What you need to do | Retype, with no changes, the lines of the records that begin with the line containing "retweet-button[interactable] (214, 371, 242, 399)" and continue through the line containing "tweet-text-line: うんですよ。 (114, 182, 223, 203)". Include both of these lines.

(Gathered data)
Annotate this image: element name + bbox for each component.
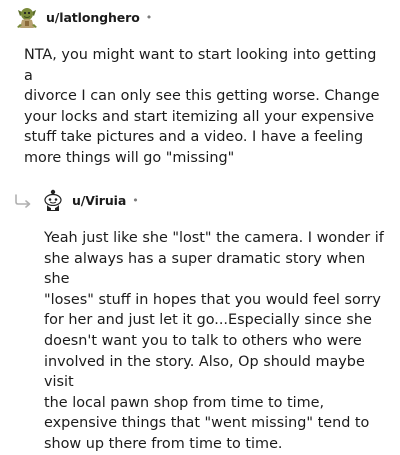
comment-header: u/latlonghero • (14, 3, 152, 31)
separator-dot: • (145, 10, 153, 24)
comment-header: u/Viruia • (14, 186, 139, 214)
comment-text: NTA, you might want to start looking int… (24, 47, 380, 166)
comment-text: Yeah just like she "lost" the camera. I … (44, 230, 384, 452)
snoo-avatar-icon[interactable] (40, 187, 66, 213)
reply-arrow-icon (14, 193, 34, 208)
goblin-avatar-icon[interactable] (14, 4, 40, 30)
username[interactable]: u/Viruia (72, 193, 126, 208)
separator-dot: • (132, 193, 139, 207)
username[interactable]: u/latlonghero (46, 10, 140, 25)
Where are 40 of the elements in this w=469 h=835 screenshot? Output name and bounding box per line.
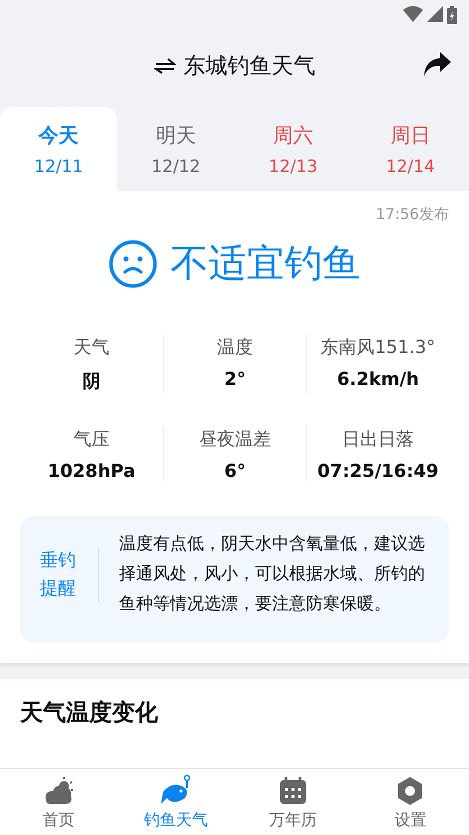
day-tab[interactable]: 周日 12/14 — [352, 107, 469, 191]
day-date: 12/12 — [151, 156, 200, 176]
wifi-icon — [403, 6, 423, 22]
nav-tab[interactable]: 首页 — [0, 769, 118, 835]
stat-label: 日出日落 — [342, 428, 414, 451]
day-date: 12/11 — [34, 156, 84, 176]
day-label: 周六 — [273, 122, 314, 148]
section-title: 天气温度变化 — [20, 699, 159, 728]
stat-label: 温度 — [217, 336, 253, 359]
stat-value: 07:25/16:49 — [317, 461, 439, 482]
tip-title: 垂钓提醒 — [40, 546, 99, 603]
sad-face-icon — [108, 240, 156, 288]
day-tab[interactable]: 今天 12/11 — [0, 107, 118, 191]
nav-tab[interactable]: 万年历 — [234, 769, 352, 835]
stat-value: 6.2km/h — [336, 369, 419, 390]
day-date: 12/14 — [386, 156, 435, 176]
stat-label: 气压 — [74, 428, 110, 451]
day-tab[interactable]: 周六 12/13 — [234, 107, 352, 191]
stat-value: 2° — [224, 369, 246, 390]
share-icon[interactable] — [423, 51, 451, 77]
stat-value: 1028hPa — [48, 461, 136, 482]
battery-icon — [447, 6, 457, 24]
stat-label: 天气 — [74, 336, 110, 359]
fishing-verdict: 不适宜钓鱼 — [170, 240, 360, 287]
day-label: 明天 — [156, 122, 196, 148]
day-tab[interactable]: 明天 12/12 — [117, 107, 234, 191]
swap-icon[interactable] — [154, 58, 176, 74]
page-title: 东城钓鱼天气 — [184, 53, 316, 81]
nav-tab[interactable]: 钓鱼天气 — [117, 769, 234, 835]
stat-value: 阴 — [82, 370, 100, 393]
day-date: 12/13 — [268, 156, 318, 176]
signal-icon — [427, 6, 443, 22]
nav-tab[interactable]: 设置 — [352, 769, 469, 835]
day-label: 今天 — [38, 122, 79, 148]
stat-label: 东南风151.3° — [320, 336, 436, 359]
tip-text: 温度有点低，阴天水中含氧量低，建议选择通风处，风小，可以根据水域、所钓的鱼种等情况选漂，要注意防寒保暖。 — [119, 533, 426, 616]
stat-value: 6° — [224, 461, 246, 482]
day-label: 周日 — [390, 122, 430, 148]
publish-time: 17:56发布 — [374, 205, 449, 224]
stat-label: 昼夜温差 — [199, 428, 271, 451]
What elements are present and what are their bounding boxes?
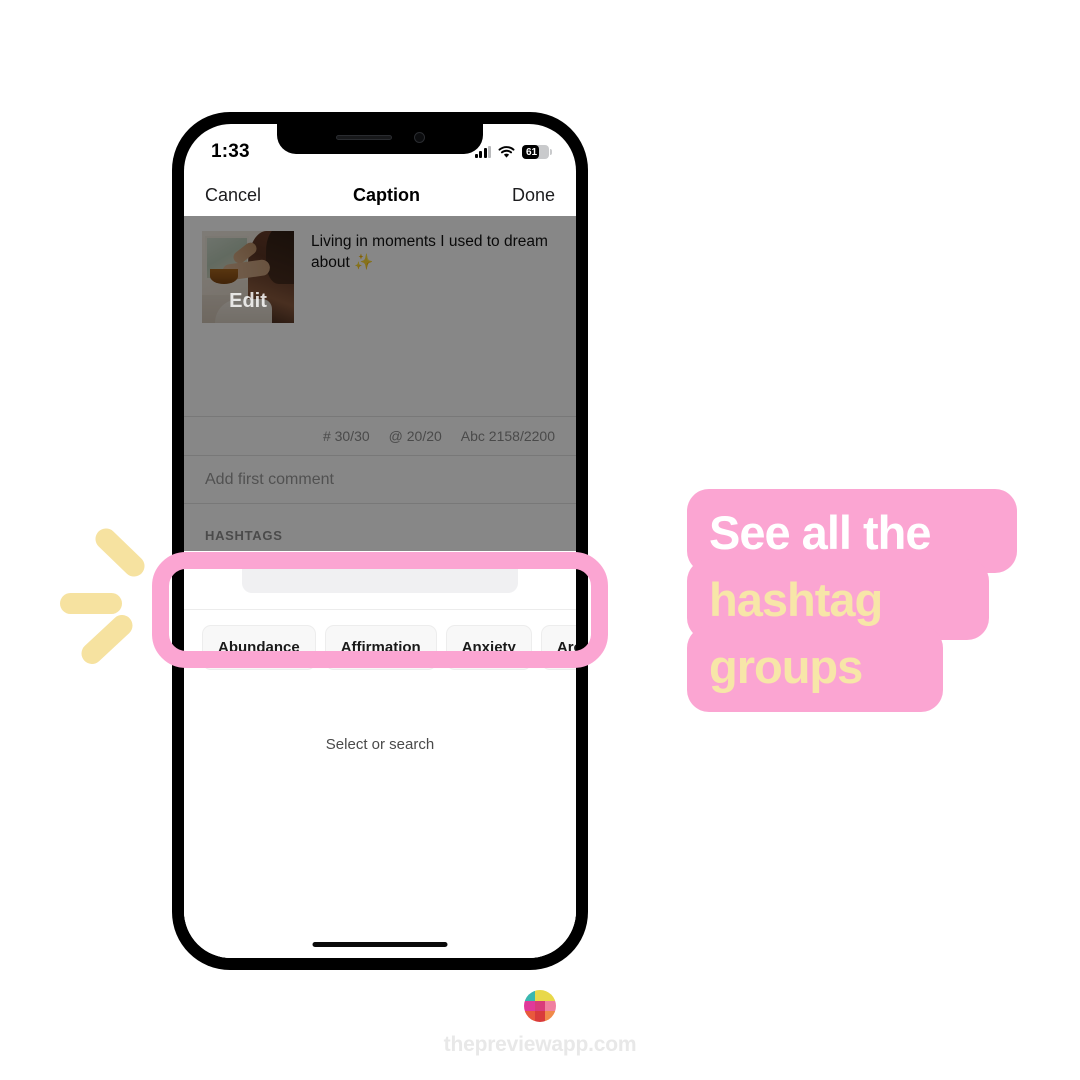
earpiece-speaker-icon — [335, 134, 392, 140]
hashtag-search-input[interactable] — [242, 560, 518, 593]
hashtag-group-chip[interactable]: Anxiety — [445, 624, 532, 670]
caption-counters-row: # 30/30 @ 20/20 Abc 2158/2200 — [184, 416, 576, 456]
cancel-button[interactable]: Cancel — [205, 185, 261, 206]
logo-tile — [534, 1011, 546, 1022]
phone-mockup: Edit Living in moments I used to dream a… — [172, 112, 588, 970]
logo-tile — [524, 1011, 535, 1022]
footer-url: thepreviewapp.com — [443, 1033, 637, 1056]
logo-tile — [545, 990, 556, 1001]
battery-icon: 61 — [522, 145, 552, 159]
hashtag-group-chips-scroller[interactable]: Abundance Affirmation Anxiety Aromathera… — [184, 620, 576, 674]
decorative-dash-icon — [60, 593, 122, 614]
caption-nav-bar: Cancel Caption Done — [184, 174, 576, 216]
first-comment-placeholder: Add first comment — [205, 470, 334, 488]
hashtag-groups-sheet: Abundance Affirmation Anxiety Aromathera… — [184, 551, 576, 958]
caption-input-row[interactable]: Edit Living in moments I used to dream a… — [184, 216, 576, 323]
status-time: 1:33 — [211, 141, 250, 162]
hashtag-group-chip[interactable]: Affirmation — [324, 624, 437, 670]
battery-level-text: 61 — [526, 146, 538, 158]
caption-text[interactable]: Living in moments I used to dream about … — [311, 231, 558, 323]
logo-tile — [524, 990, 535, 1001]
done-button[interactable]: Done — [512, 185, 555, 206]
decorative-dashes — [60, 524, 170, 669]
thumbnail-hair — [266, 231, 294, 285]
callout-line-3: groups — [687, 626, 943, 712]
logo-tile — [534, 990, 546, 1001]
decorative-dash-icon — [91, 524, 149, 581]
hashtag-group-chip[interactable]: Abundance — [202, 624, 316, 670]
callout-banner: See all the hashtag groups — [687, 489, 1017, 712]
first-comment-input[interactable]: Add first comment — [184, 456, 576, 504]
decorative-dash-icon — [77, 610, 137, 669]
character-counter: Abc 2158/2200 — [460, 428, 555, 444]
home-indicator[interactable] — [312, 942, 448, 947]
preview-app-grid-logo-icon — [524, 990, 556, 1022]
phone-notch — [277, 124, 483, 154]
sheet-empty-state-text: Select or search — [325, 736, 435, 753]
phone-screen: Edit Living in moments I used to dream a… — [184, 124, 576, 958]
sheet-divider — [184, 609, 576, 610]
footer: thepreviewapp.com — [0, 990, 1080, 1057]
logo-tile — [534, 1000, 546, 1012]
logo-tile — [545, 1011, 556, 1022]
hashtag-group-chip[interactable]: Aromatherapy — [540, 624, 576, 670]
edit-thumbnail-label[interactable]: Edit — [202, 290, 294, 313]
logo-tile — [545, 1000, 556, 1012]
wifi-icon — [498, 145, 515, 158]
logo-tile — [524, 1000, 535, 1012]
post-thumbnail[interactable]: Edit — [202, 231, 294, 323]
mention-counter: @ 20/20 — [388, 428, 442, 444]
page-title: Caption — [353, 184, 420, 205]
status-icons: 61 — [474, 145, 552, 159]
front-camera-icon — [413, 131, 425, 143]
hashtag-counter: # 30/30 — [322, 428, 370, 444]
hashtags-section-label: HASHTAGS — [205, 528, 283, 543]
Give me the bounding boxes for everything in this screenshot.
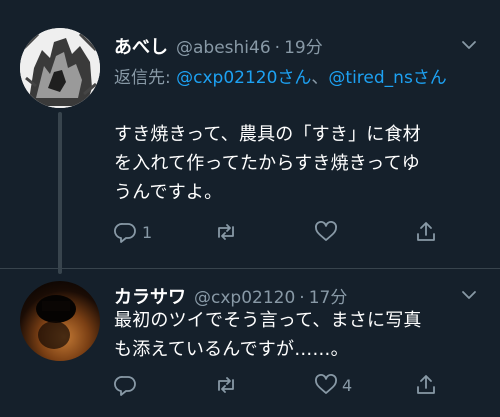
retweet-button[interactable] (214, 371, 242, 399)
share-icon (417, 222, 435, 241)
reply-icon (114, 223, 136, 243)
tweet-header: カラサワ @cxp02120 · 17分 (114, 283, 348, 308)
share-icon (417, 375, 435, 394)
like-button[interactable]: 4 (314, 371, 352, 399)
separator-dot: · (299, 288, 305, 308)
avatar[interactable] (20, 281, 100, 361)
like-icon (315, 374, 337, 394)
like-count: 4 (342, 375, 353, 395)
tweet-text-line: も添えているんですが……。 (114, 339, 349, 360)
timestamp[interactable]: 17分 (309, 283, 348, 308)
separator-dot: · (274, 38, 281, 58)
reply-button[interactable] (114, 371, 142, 399)
tweet-actions: 4 (114, 371, 444, 399)
user-handle[interactable]: @abeshi46 (176, 38, 271, 58)
tweet-header: あべし @abeshi46 · 19分 (114, 33, 323, 59)
reply-count: 1 (142, 222, 153, 242)
tweet-text-line: を入れて作ってたからすき焼きってゆ (114, 153, 420, 174)
tweet-text-line: 最初のツイでそう言って、まさに写真 (114, 310, 422, 331)
timestamp[interactable]: 19分 (284, 33, 323, 58)
chevron-down-icon[interactable] (460, 36, 478, 54)
tweet-text: すき焼きって、農具の「すき」に食材 を入れて作ってたからすき焼きってゆ うんです… (114, 120, 482, 207)
reply-to-prefix: 返信先: (114, 68, 177, 88)
avatar[interactable] (20, 28, 100, 108)
reply-to-link[interactable]: @tired_nsさん (328, 68, 446, 88)
reply-icon (114, 376, 136, 396)
share-button[interactable] (414, 371, 438, 399)
user-handle[interactable]: @cxp02120 (194, 288, 295, 308)
display-name[interactable]: あべし (114, 33, 168, 59)
tweet-1[interactable]: あべし @abeshi46 · 19分 返信先: @cxp02120さん、@ti… (0, 0, 500, 274)
reply-to-line: 返信先: @cxp02120さん、@tired_nsさん (114, 64, 474, 92)
tweet-text-line: すき焼きって、農具の「すき」に食材 (114, 124, 421, 145)
tweet-actions: 1 (114, 218, 444, 246)
reply-to-joiner: 、 (311, 68, 329, 88)
retweet-button[interactable] (214, 218, 242, 246)
reply-to-link[interactable]: @cxp02120さん (176, 68, 311, 88)
chevron-down-icon[interactable] (460, 286, 478, 304)
like-button[interactable] (314, 218, 342, 246)
share-button[interactable] (414, 218, 438, 246)
retweet-icon (218, 377, 234, 393)
tweet-text-line: うんですよ。 (114, 182, 223, 203)
like-icon (315, 221, 337, 241)
retweet-icon (218, 224, 234, 240)
thread-line (58, 112, 62, 274)
tweet-text: 最初のツイでそう言って、まさに写真 も添えているんですが……。 (114, 306, 482, 364)
reply-button[interactable]: 1 (114, 218, 152, 246)
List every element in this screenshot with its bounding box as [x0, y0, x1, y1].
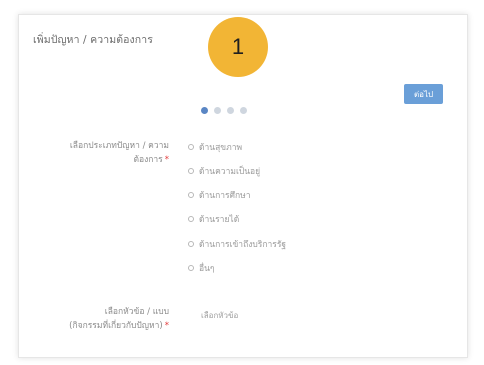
- step-dot-1: [201, 107, 208, 114]
- target-label-line1: เลือกหัวข้อ / แบบ: [104, 307, 169, 317]
- problem-type-option[interactable]: อื่นๆ: [188, 260, 286, 275]
- radio-icon[interactable]: [188, 264, 194, 271]
- option-label: ด้านการศึกษา: [199, 191, 251, 202]
- step-dot-2: [214, 107, 221, 114]
- radio-icon[interactable]: [188, 167, 194, 174]
- form-card: เพิ่มปัญหา / ความต้องการ 1 ต่อไป เลือกปร…: [18, 14, 468, 358]
- step-indicator: [201, 107, 247, 114]
- radio-icon[interactable]: [188, 192, 194, 199]
- radio-icon[interactable]: [188, 216, 194, 223]
- step-number-badge: 1: [208, 17, 268, 77]
- target-label: เลือกหัวข้อ / แบบ (กิจกรรมที่เกี่ยวกับปั…: [29, 305, 169, 333]
- next-button[interactable]: ต่อไป: [404, 84, 443, 104]
- step-dot-4: [240, 107, 247, 114]
- target-select[interactable]: เลือกหัวข้อ: [201, 309, 238, 322]
- required-marker: *: [164, 321, 169, 331]
- step-dot-3: [227, 107, 234, 114]
- option-label: อื่นๆ: [199, 263, 215, 274]
- option-label: ด้านสุขภาพ: [199, 142, 243, 153]
- option-label: ด้านรายได้: [199, 215, 240, 226]
- radio-icon[interactable]: [188, 240, 194, 247]
- problem-type-label: เลือกประเภทปัญหา / ความ ต้องการ *: [29, 139, 169, 167]
- problem-type-option[interactable]: ด้านความเป็นอยู่: [188, 163, 286, 178]
- option-label: ด้านความเป็นอยู่: [199, 166, 261, 177]
- required-marker: *: [164, 155, 169, 165]
- problem-type-option[interactable]: ด้านรายได้: [188, 212, 286, 227]
- radio-icon[interactable]: [188, 143, 194, 150]
- step-number: 1: [231, 34, 245, 59]
- problem-type-option[interactable]: ด้านสุขภาพ: [188, 139, 286, 154]
- form-title: เพิ่มปัญหา / ความต้องการ: [33, 34, 153, 46]
- target-label-line2: (กิจกรรมที่เกี่ยวกับปัญหา): [69, 321, 163, 331]
- problem-type-options: ด้านสุขภาพ ด้านความเป็นอยู่ ด้านการศึกษา…: [188, 139, 286, 285]
- option-label: ด้านการเข้าถึงบริการรัฐ: [199, 239, 287, 250]
- problem-type-option[interactable]: ด้านการเข้าถึงบริการรัฐ: [188, 236, 286, 251]
- problem-type-option[interactable]: ด้านการศึกษา: [188, 188, 286, 203]
- problem-type-label-line1: เลือกประเภทปัญหา / ความ: [69, 141, 169, 151]
- problem-type-label-line2: ต้องการ: [133, 155, 163, 165]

Response to this exercise |
retweet-button[interactable] (214, 371, 242, 399)
share-icon (417, 222, 435, 241)
reply-icon (114, 223, 136, 243)
tweet-header: カラサワ @cxp02120 · 17分 (114, 283, 348, 308)
share-icon (417, 375, 435, 394)
like-button[interactable]: 4 (314, 371, 352, 399)
separator-dot: · (299, 288, 305, 308)
avatar[interactable] (20, 281, 100, 361)
like-icon (315, 374, 337, 394)
like-count: 4 (342, 375, 353, 395)
tweet-text-line: も添えているんですが……。 (114, 339, 349, 360)
timestamp[interactable]: 17分 (309, 283, 348, 308)
separator-dot: · (274, 38, 281, 58)
reply-button[interactable] (114, 371, 142, 399)
tweet-actions: 4 (114, 371, 444, 399)
user-handle[interactable]: @abeshi46 (176, 38, 271, 58)
tweet-header: あべし @abeshi46 · 19分 (114, 33, 323, 59)
reply-count: 1 (142, 222, 153, 242)
tweet-text-line: を入れて作ってたからすき焼きってゆ (114, 153, 420, 174)
tweet-text-line: 最初のツイでそう言って、まさに写真 (114, 310, 422, 331)
timestamp[interactable]: 19分 (284, 33, 323, 58)
chevron-down-icon[interactable] (460, 36, 478, 54)
tweet-text: すき焼きって、農具の「すき」に食材 を入れて作ってたからすき焼きってゆ うんです… (114, 120, 482, 207)
reply-to-prefix: 返信先: (114, 68, 177, 88)
avatar[interactable] (20, 28, 100, 108)
reply-to-link[interactable]: @tired_nsさん (328, 68, 446, 88)
reply-icon (114, 376, 136, 396)
share-button[interactable] (414, 371, 438, 399)
user-handle[interactable]: @cxp02120 (194, 288, 295, 308)
display-name[interactable]: あべし (114, 33, 168, 59)
tweet-1[interactable]: あべし @abeshi46 · 19分 返信先: @cxp02120さん、@ti… (0, 0, 500, 274)
reply-to-line: 返信先: @cxp02120さん、@tired_nsさん (114, 64, 474, 92)
tweet-text-line: すき焼きって、農具の「すき」に食材 (114, 124, 421, 145)
tweet-actions: 1 (114, 218, 444, 246)
reply-to-joiner: 、 (311, 68, 329, 88)
retweet-button[interactable] (214, 218, 242, 246)
reply-to-link[interactable]: @cxp02120さん (176, 68, 311, 88)
chevron-down-icon[interactable] (460, 286, 478, 304)
like-button[interactable] (314, 218, 342, 246)
share-button[interactable] (414, 218, 438, 246)
retweet-icon (218, 377, 234, 393)
tweet-text-line: うんですよ。 (114, 182, 223, 203)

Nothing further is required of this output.